Retype all of the entries word for word.

********************

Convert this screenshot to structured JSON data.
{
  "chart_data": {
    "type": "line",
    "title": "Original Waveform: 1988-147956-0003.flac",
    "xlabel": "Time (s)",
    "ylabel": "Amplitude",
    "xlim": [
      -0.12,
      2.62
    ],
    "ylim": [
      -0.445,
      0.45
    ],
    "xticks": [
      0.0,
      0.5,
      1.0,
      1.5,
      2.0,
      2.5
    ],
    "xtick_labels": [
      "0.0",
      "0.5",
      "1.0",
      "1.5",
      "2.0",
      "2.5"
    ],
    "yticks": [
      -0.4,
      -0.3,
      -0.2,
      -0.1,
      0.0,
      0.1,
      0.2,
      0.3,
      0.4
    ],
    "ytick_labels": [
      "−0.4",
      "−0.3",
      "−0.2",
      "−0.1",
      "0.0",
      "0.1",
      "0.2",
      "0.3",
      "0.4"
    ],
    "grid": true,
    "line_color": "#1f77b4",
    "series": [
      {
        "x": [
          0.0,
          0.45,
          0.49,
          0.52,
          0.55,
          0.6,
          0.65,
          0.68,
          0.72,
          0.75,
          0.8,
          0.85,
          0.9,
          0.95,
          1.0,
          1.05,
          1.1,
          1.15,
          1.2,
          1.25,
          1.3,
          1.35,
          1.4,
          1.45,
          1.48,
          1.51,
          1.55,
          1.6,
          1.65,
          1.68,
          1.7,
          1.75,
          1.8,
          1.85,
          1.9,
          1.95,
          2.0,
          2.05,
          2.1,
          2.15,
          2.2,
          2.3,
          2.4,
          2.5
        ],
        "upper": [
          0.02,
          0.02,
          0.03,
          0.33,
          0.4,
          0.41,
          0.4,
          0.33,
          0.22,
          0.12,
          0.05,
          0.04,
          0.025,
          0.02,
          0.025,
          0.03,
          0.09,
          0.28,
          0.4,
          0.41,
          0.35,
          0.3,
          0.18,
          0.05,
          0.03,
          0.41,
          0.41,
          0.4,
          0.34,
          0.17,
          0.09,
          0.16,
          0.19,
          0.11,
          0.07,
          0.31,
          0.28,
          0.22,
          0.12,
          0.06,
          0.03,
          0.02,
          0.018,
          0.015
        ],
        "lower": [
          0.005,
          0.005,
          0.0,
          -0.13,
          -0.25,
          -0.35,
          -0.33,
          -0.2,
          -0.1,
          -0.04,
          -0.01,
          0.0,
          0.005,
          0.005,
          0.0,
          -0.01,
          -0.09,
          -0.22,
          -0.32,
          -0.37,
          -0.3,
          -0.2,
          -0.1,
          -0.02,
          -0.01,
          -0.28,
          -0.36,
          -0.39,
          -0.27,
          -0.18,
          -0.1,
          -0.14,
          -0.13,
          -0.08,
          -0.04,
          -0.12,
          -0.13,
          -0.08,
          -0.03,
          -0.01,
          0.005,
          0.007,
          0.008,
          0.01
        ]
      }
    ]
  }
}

********************

Correct result >>
Convert this screenshot to structured JSON data.
{
  "chart_data": {
    "type": "line",
    "title": "Original Waveform: 1988-147956-0003.flac",
    "xlabel": "Time (s)",
    "ylabel": "Amplitude",
    "xlim": [
      -0.12,
      2.62
    ],
    "ylim": [
      -0.445,
      0.45
    ],
    "xticks": [
      0.0,
      0.5,
      1.0,
      1.5,
      2.0,
      2.5
    ],
    "xtick_labels": [
      "0.0",
      "0.5",
      "1.0",
      "1.5",
      "2.0",
      "2.5"
    ],
    "yticks": [
      -0.4,
      -0.3,
      -0.2,
      -0.1,
      0.0,
      0.1,
      0.2,
      0.3,
      0.4
    ],
    "ytick_labels": [
      "−0.4",
      "−0.3",
      "−0.2",
      "−0.1",
      "0.0",
      "0.1",
      "0.2",
      "0.3",
      "0.4"
    ],
    "grid": true,
    "line_color": "#1f77b4",
    "series": [
      {
        "x": [
          0.0,
          0.45,
          0.49,
          0.52,
          0.55,
          0.6,
          0.65,
          0.68,
          0.72,
          0.75,
          0.8,
          0.85,
          0.9,
          0.95,
          1.0,
          1.05,
          1.1,
          1.15,
          1.2,
          1.25,
          1.3,
          1.35,
          1.4,
          1.45,
          1.48,
          1.51,
          1.55,
          1.6,
          1.65,
          1.68,
          1.7,
          1.75,
          1.8,
          1.85,
          1.9,
          1.95,
          2.0,
          2.05,
          2.1,
          2.15,
          2.2,
          2.3,
          2.4,
          2.5
        ],
        "upper": [
          0.02,
          0.02,
          0.03,
          0.33,
          0.4,
          0.41,
          0.4,
          0.33,
          0.22,
          0.12,
          0.05,
          0.04,
          0.025,
          0.02,
          0.025,
          0.03,
          0.09,
          0.28,
          0.4,
          0.41,
          0.35,
          0.3,
          0.18,
          0.05,
          0.03,
          0.41,
          0.41,
          0.4,
          0.34,
          0.17,
          0.09,
          0.16,
          0.19,
          0.11,
          0.07,
          0.31,
          0.28,
          0.22,
          0.12,
          0.06,
          0.03,
          0.02,
          0.018,
          0.015
        ],
        "lower": [
          0.005,
          0.005,
          0.0,
          -0.13,
          -0.25,
          -0.35,
          -0.33,
          -0.2,
          -0.1,
          -0.04,
          -0.01,
          0.0,
          0.005,
          0.005,
          0.0,
          -0.01,
          -0.09,
          -0.22,
          -0.32,
          -0.37,
          -0.3,
          -0.2,
          -0.1,
          -0.02,
          -0.01,
          -0.28,
          -0.36,
          -0.39,
          -0.27,
          -0.18,
          -0.1,
          -0.14,
          -0.13,
          -0.08,
          -0.04,
          -0.12,
          -0.13,
          -0.08,
          -0.03,
          -0.01,
          0.005,
          0.007,
          0.008,
          0.01
        ]
      }
    ]
  }
}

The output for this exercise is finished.